EXERCISE INSTRUCTIONS ▸ Look through the entries below and count the lines with the word "types" in them; give only the number.

--- Start RECORDS SHOWN ---

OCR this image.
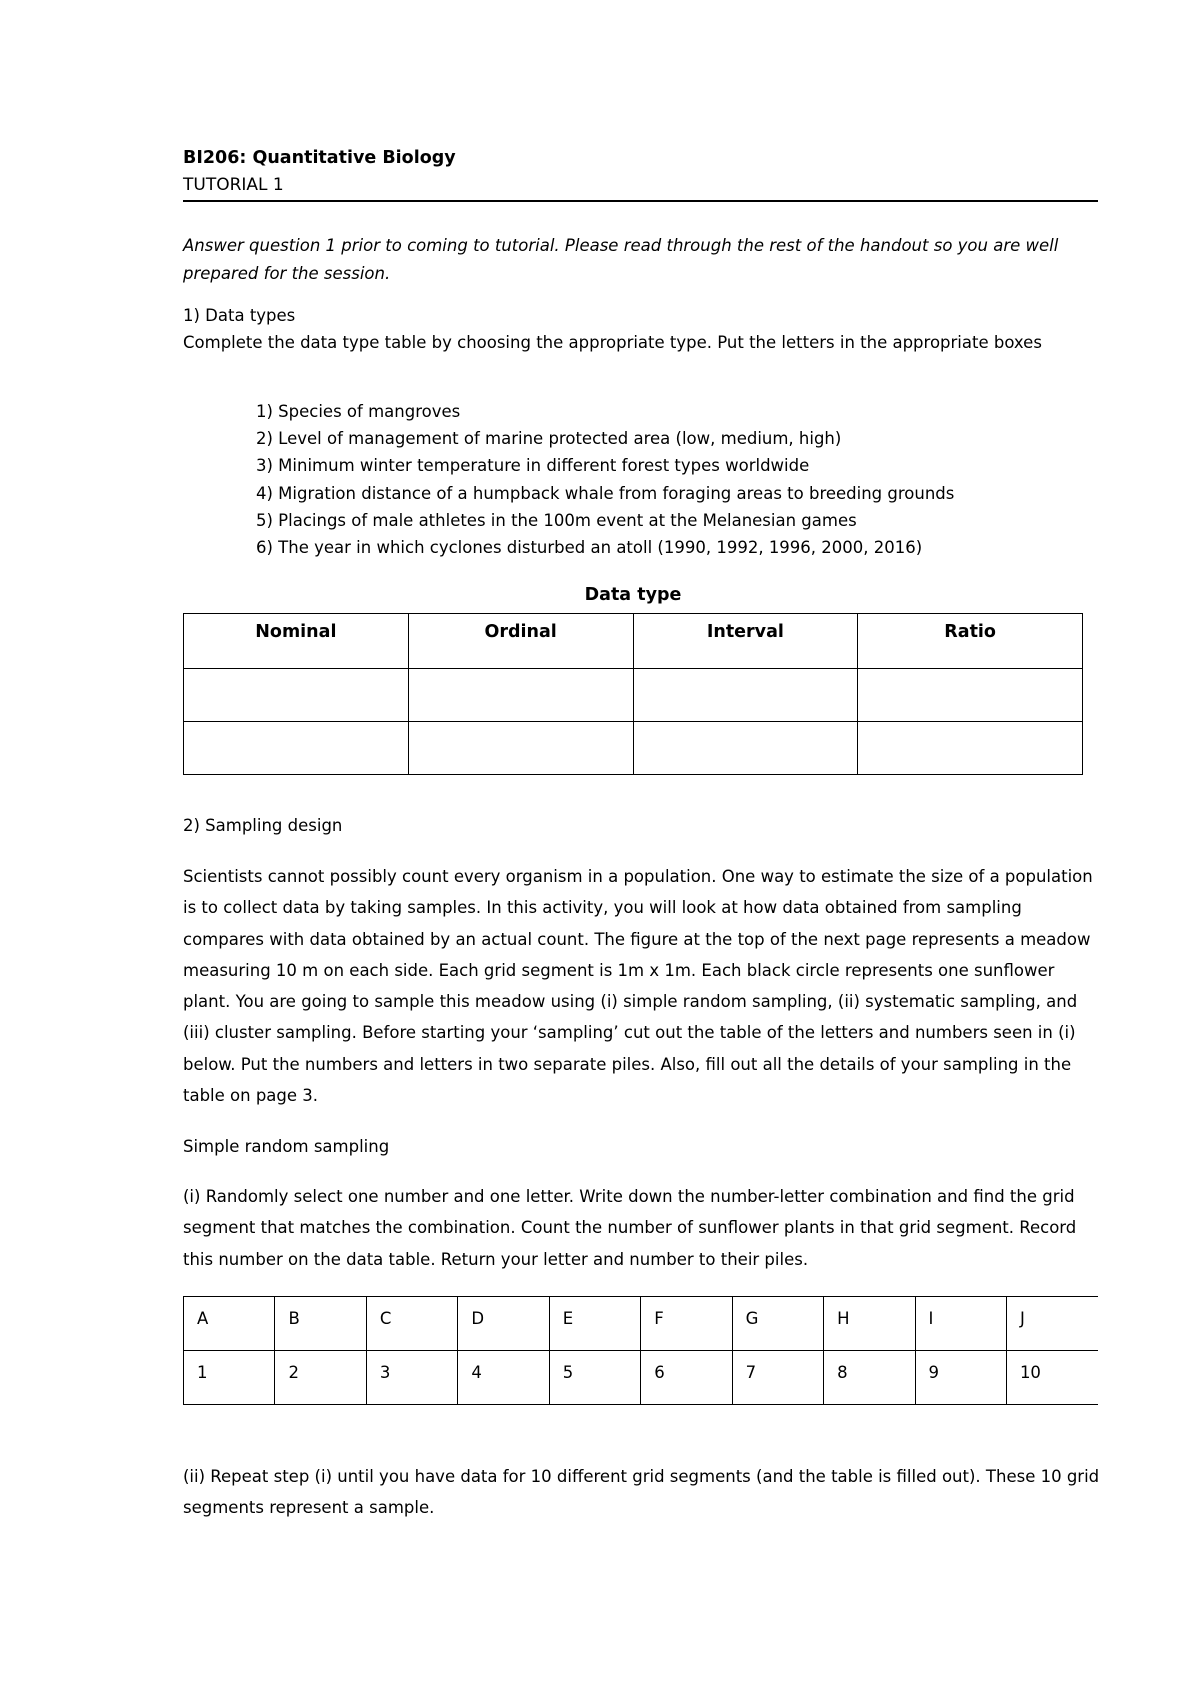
BI206: Quantitative Biology
TUTORIAL 1

Answer question 1 prior to coming to tutorial. Please read through the rest of the handout so you are well prepared for the session.

1) Data types
Complete the data type table by choosing the appropriate type. Put the letters in the appropriate boxes
1) Species of mangroves
2) Level of management of marine protected area (low, medium, high)
3) Minimum winter temperature in different forest types worldwide
4) Migration distance of a humpback whale from foraging areas to breeding grounds
5) Placings of male athletes in the 100m event at the Melanesian games
6) The year in which cyclones disturbed an atoll (1990, 1992, 1996, 2000, 2016)
Data type
Nominal	Ordinal	Interval	Ratio

2) Sampling design

Scientists cannot possibly count every organism in a population. One way to estimate the size of a population is to collect data by taking samples. In this activity, you will look at how data obtained from sampling compares with data obtained by an actual count. The figure at the top of the next page represents a meadow measuring 10 m on each side. Each grid segment is 1m x 1m. Each black circle represents one sunflower plant. You are going to sample this meadow using (i) simple random sampling, (ii) systematic sampling, and (iii) cluster sampling. Before starting your ‘sampling’ cut out the table of the letters and numbers seen in (i) below. Put the numbers and letters in two separate piles. Also, fill out all the details of your sampling in the table on page 3.

Simple random sampling

(i) Randomly select one number and one letter. Write down the number-letter combination and find the grid segment that matches the combination. Count the number of sunflower plants in that grid segment. Record this number on the data table. Return your letter and number to their piles.

A	B	C	D	E	F	G	H	I	J
1	2	3	4	5	6	7	8	9	10

(ii) Repeat step (i) until you have data for 10 different grid segments (and the table is filled out). These 10 grid segments represent a sample.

--- End RECORDS SHOWN ---

WORKED SOLUTION ▸ 2